• **Layout records**
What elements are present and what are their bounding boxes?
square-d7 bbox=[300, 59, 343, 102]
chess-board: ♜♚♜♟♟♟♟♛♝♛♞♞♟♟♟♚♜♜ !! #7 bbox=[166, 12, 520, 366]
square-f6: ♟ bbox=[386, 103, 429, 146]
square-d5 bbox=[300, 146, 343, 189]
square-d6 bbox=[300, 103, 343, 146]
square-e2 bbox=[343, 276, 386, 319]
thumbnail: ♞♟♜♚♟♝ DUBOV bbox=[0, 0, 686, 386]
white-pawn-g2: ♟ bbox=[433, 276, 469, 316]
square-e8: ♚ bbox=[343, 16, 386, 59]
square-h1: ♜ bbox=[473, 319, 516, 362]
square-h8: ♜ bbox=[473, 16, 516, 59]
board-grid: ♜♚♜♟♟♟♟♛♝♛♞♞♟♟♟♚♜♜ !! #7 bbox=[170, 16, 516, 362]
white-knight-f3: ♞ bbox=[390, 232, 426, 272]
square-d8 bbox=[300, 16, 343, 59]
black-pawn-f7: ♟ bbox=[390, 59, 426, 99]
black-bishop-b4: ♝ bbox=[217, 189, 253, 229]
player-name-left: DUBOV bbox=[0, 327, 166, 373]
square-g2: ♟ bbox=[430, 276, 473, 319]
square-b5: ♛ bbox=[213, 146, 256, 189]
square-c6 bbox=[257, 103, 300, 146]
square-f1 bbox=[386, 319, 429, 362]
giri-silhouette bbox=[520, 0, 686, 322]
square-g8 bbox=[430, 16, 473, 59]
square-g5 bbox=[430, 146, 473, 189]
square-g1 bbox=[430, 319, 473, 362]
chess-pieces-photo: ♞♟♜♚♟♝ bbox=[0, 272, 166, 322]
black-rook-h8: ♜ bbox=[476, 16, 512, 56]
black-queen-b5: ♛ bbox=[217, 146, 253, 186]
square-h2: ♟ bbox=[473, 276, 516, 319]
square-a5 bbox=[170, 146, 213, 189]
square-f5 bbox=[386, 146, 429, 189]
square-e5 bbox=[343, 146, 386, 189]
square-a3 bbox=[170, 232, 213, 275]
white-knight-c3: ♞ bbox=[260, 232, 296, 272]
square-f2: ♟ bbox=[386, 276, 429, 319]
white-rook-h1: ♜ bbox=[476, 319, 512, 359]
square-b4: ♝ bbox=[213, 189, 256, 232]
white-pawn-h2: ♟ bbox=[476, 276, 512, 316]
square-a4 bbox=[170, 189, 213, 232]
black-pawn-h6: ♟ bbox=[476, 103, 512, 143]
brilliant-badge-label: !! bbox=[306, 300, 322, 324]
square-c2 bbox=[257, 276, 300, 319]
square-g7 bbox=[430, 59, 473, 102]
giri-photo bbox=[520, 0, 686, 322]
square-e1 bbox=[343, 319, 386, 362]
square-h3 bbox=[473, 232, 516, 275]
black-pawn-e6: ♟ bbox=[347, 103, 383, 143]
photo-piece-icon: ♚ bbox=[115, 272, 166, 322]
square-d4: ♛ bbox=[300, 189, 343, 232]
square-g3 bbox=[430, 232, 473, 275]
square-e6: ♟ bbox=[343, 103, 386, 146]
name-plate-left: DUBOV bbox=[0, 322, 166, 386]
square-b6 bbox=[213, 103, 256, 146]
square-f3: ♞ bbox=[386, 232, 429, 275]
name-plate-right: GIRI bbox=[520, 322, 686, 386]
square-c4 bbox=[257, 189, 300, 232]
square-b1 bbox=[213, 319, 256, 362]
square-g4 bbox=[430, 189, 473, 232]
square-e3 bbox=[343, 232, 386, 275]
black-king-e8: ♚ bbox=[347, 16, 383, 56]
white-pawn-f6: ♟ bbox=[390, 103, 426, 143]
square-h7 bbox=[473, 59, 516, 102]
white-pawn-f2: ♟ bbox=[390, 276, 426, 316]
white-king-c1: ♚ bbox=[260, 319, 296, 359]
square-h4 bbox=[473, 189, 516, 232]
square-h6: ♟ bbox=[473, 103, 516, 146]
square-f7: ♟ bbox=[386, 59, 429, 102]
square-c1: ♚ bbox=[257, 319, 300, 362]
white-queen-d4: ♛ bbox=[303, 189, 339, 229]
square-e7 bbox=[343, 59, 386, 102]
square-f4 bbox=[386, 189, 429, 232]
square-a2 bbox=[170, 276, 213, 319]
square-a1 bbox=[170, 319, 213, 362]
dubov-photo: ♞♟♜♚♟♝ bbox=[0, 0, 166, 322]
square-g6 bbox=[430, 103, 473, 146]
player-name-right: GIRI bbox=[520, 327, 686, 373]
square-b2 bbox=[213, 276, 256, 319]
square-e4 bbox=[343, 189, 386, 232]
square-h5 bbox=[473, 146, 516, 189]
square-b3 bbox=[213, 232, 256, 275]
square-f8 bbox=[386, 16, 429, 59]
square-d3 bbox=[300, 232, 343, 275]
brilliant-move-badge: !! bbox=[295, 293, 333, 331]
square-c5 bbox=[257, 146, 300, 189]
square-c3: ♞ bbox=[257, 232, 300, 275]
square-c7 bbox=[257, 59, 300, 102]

• **DO THIS**
Rewrite every line of the layout records as a numbered list, leaving out any blank lines.

• **OUTPUT FOR THIS EXERCISE**
1. What elements are present and what are their bounding boxes?
2. square-d7 bbox=[300, 59, 343, 102]
3. chess-board: ♜♚♜♟♟♟♟♛♝♛♞♞♟♟♟♚♜♜ !! #7 bbox=[166, 12, 520, 366]
4. square-f6: ♟ bbox=[386, 103, 429, 146]
5. square-d5 bbox=[300, 146, 343, 189]
6. square-d6 bbox=[300, 103, 343, 146]
7. square-e2 bbox=[343, 276, 386, 319]
8. thumbnail: ♞♟♜♚♟♝ DUBOV bbox=[0, 0, 686, 386]
9. white-pawn-g2: ♟ bbox=[433, 276, 469, 316]
10. square-e8: ♚ bbox=[343, 16, 386, 59]
11. square-h1: ♜ bbox=[473, 319, 516, 362]
12. square-h8: ♜ bbox=[473, 16, 516, 59]
13. board-grid: ♜♚♜♟♟♟♟♛♝♛♞♞♟♟♟♚♜♜ !! #7 bbox=[170, 16, 516, 362]
14. white-knight-f3: ♞ bbox=[390, 232, 426, 272]
15. square-d8 bbox=[300, 16, 343, 59]
16. black-pawn-f7: ♟ bbox=[390, 59, 426, 99]
17. black-bishop-b4: ♝ bbox=[217, 189, 253, 229]
18. player-name-left: DUBOV bbox=[0, 327, 166, 373]
19. square-g2: ♟ bbox=[430, 276, 473, 319]
20. square-b5: ♛ bbox=[213, 146, 256, 189]
21. square-c6 bbox=[257, 103, 300, 146]
22. square-f1 bbox=[386, 319, 429, 362]
23. giri-silhouette bbox=[520, 0, 686, 322]
24. square-g8 bbox=[430, 16, 473, 59]
25. square-g5 bbox=[430, 146, 473, 189]
26. square-g1 bbox=[430, 319, 473, 362]
27. chess-pieces-photo: ♞♟♜♚♟♝ bbox=[0, 272, 166, 322]
28. black-rook-h8: ♜ bbox=[476, 16, 512, 56]
29. black-queen-b5: ♛ bbox=[217, 146, 253, 186]
30. square-h2: ♟ bbox=[473, 276, 516, 319]
31. square-a5 bbox=[170, 146, 213, 189]
32. square-f5 bbox=[386, 146, 429, 189]
33. square-e5 bbox=[343, 146, 386, 189]
34. square-a3 bbox=[170, 232, 213, 275]
35. white-knight-c3: ♞ bbox=[260, 232, 296, 272]
36. square-f2: ♟ bbox=[386, 276, 429, 319]
37. white-rook-h1: ♜ bbox=[476, 319, 512, 359]
38. square-b4: ♝ bbox=[213, 189, 256, 232]
39. white-pawn-h2: ♟ bbox=[476, 276, 512, 316]
40. square-a4 bbox=[170, 189, 213, 232]
41. black-pawn-h6: ♟ bbox=[476, 103, 512, 143]
42. brilliant-badge-label: !! bbox=[306, 300, 322, 324]
43. square-c2 bbox=[257, 276, 300, 319]
44. square-g7 bbox=[430, 59, 473, 102]
45. giri-photo bbox=[520, 0, 686, 322]
46. square-e1 bbox=[343, 319, 386, 362]
47. square-h3 bbox=[473, 232, 516, 275]
48. black-pawn-e6: ♟ bbox=[347, 103, 383, 143]
49. photo-piece-icon: ♚ bbox=[115, 272, 166, 322]
50. square-d4: ♛ bbox=[300, 189, 343, 232]
51. square-g3 bbox=[430, 232, 473, 275]
52. square-e6: ♟ bbox=[343, 103, 386, 146]
53. name-plate-left: DUBOV bbox=[0, 322, 166, 386]
54. square-b6 bbox=[213, 103, 256, 146]
55. square-f3: ♞ bbox=[386, 232, 429, 275]
56. name-plate-right: GIRI bbox=[520, 322, 686, 386]
57. square-c4 bbox=[257, 189, 300, 232]
58. square-b1 bbox=[213, 319, 256, 362]
59. square-g4 bbox=[430, 189, 473, 232]
60. square-e3 bbox=[343, 232, 386, 275]
61. black-king-e8: ♚ bbox=[347, 16, 383, 56]
62. white-pawn-f6: ♟ bbox=[390, 103, 426, 143]
63. square-h7 bbox=[473, 59, 516, 102]
64. white-pawn-f2: ♟ bbox=[390, 276, 426, 316]
65. white-king-c1: ♚ bbox=[260, 319, 296, 359]
66. square-h4 bbox=[473, 189, 516, 232]
67. square-h6: ♟ bbox=[473, 103, 516, 146]
68. square-f7: ♟ bbox=[386, 59, 429, 102]
69. square-c1: ♚ bbox=[257, 319, 300, 362]
70. white-queen-d4: ♛ bbox=[303, 189, 339, 229]
71. square-e7 bbox=[343, 59, 386, 102]
72. square-f4 bbox=[386, 189, 429, 232]
73. square-a2 bbox=[170, 276, 213, 319]
74. square-a1 bbox=[170, 319, 213, 362]
75. dubov-photo: ♞♟♜♚♟♝ bbox=[0, 0, 166, 322]
76. square-g6 bbox=[430, 103, 473, 146]
77. player-name-right: GIRI bbox=[520, 327, 686, 373]
78. square-b2 bbox=[213, 276, 256, 319]
79. square-e4 bbox=[343, 189, 386, 232]
80. square-h5 bbox=[473, 146, 516, 189]
81. square-b3 bbox=[213, 232, 256, 275]
82. square-f8 bbox=[386, 16, 429, 59]
83. square-d3 bbox=[300, 232, 343, 275]
84. brilliant-move-badge: !! bbox=[295, 293, 333, 331]
85. square-c5 bbox=[257, 146, 300, 189]
86. square-c3: ♞ bbox=[257, 232, 300, 275]
87. square-c7 bbox=[257, 59, 300, 102]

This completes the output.